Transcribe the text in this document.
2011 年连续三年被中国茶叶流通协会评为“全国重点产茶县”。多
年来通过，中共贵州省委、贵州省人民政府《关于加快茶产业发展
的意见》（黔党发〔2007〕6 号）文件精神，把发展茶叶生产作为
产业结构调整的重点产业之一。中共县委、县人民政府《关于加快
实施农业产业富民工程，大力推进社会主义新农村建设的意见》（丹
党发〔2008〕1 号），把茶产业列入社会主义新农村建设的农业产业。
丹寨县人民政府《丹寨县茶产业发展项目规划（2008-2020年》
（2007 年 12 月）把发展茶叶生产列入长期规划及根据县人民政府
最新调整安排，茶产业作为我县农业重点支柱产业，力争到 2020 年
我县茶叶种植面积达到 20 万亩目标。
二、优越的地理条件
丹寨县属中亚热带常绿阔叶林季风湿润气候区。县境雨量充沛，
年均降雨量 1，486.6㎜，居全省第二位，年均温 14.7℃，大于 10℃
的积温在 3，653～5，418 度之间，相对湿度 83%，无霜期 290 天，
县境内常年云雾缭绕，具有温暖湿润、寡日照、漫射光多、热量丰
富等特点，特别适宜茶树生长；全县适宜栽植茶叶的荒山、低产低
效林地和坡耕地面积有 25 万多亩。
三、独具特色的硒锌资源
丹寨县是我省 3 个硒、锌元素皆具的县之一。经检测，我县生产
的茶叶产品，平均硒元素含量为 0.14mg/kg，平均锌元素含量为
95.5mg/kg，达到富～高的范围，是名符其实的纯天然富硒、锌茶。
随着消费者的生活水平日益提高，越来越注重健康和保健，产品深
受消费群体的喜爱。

## WORK REQUIRED
Output all preceding records character for character.

## SOLUTION
Transcribe the text in this document.
2011 年连续三年被中国茶叶流通协会评为“全国重点产茶县”。多
年来通过，中共贵州省委、贵州省人民政府《关于加快茶产业发展
的意见》（黔党发〔2007〕6 号）文件精神，把发展茶叶生产作为
产业结构调整的重点产业之一。中共县委、县人民政府《关于加快
实施农业产业富民工程，大力推进社会主义新农村建设的意见》（丹
党发〔2008〕1 号），把茶产业列入社会主义新农村建设的农业产业。
丹寨县人民政府《丹寨县茶产业发展项目规划（2008-2020年》
（2007 年 12 月）把发展茶叶生产列入长期规划及根据县人民政府
最新调整安排，茶产业作为我县农业重点支柱产业，力争到 2020 年
我县茶叶种植面积达到 20 万亩目标。
二、优越的地理条件
丹寨县属中亚热带常绿阔叶林季风湿润气候区。县境雨量充沛，
年均降雨量 1，486.6㎜，居全省第二位，年均温 14.7℃，大于 10℃
的积温在 3，653～5，418 度之间，相对湿度 83%，无霜期 290 天，
县境内常年云雾缭绕，具有温暖湿润、寡日照、漫射光多、热量丰
富等特点，特别适宜茶树生长；全县适宜栽植茶叶的荒山、低产低
效林地和坡耕地面积有 25 万多亩。
三、独具特色的硒锌资源
丹寨县是我省 3 个硒、锌元素皆具的县之一。经检测，我县生产
的茶叶产品，平均硒元素含量为 0.14mg/kg，平均锌元素含量为
95.5mg/kg，达到富～高的范围，是名符其实的纯天然富硒、锌茶。
随着消费者的生活水平日益提高，越来越注重健康和保健，产品深
受消费群体的喜爱。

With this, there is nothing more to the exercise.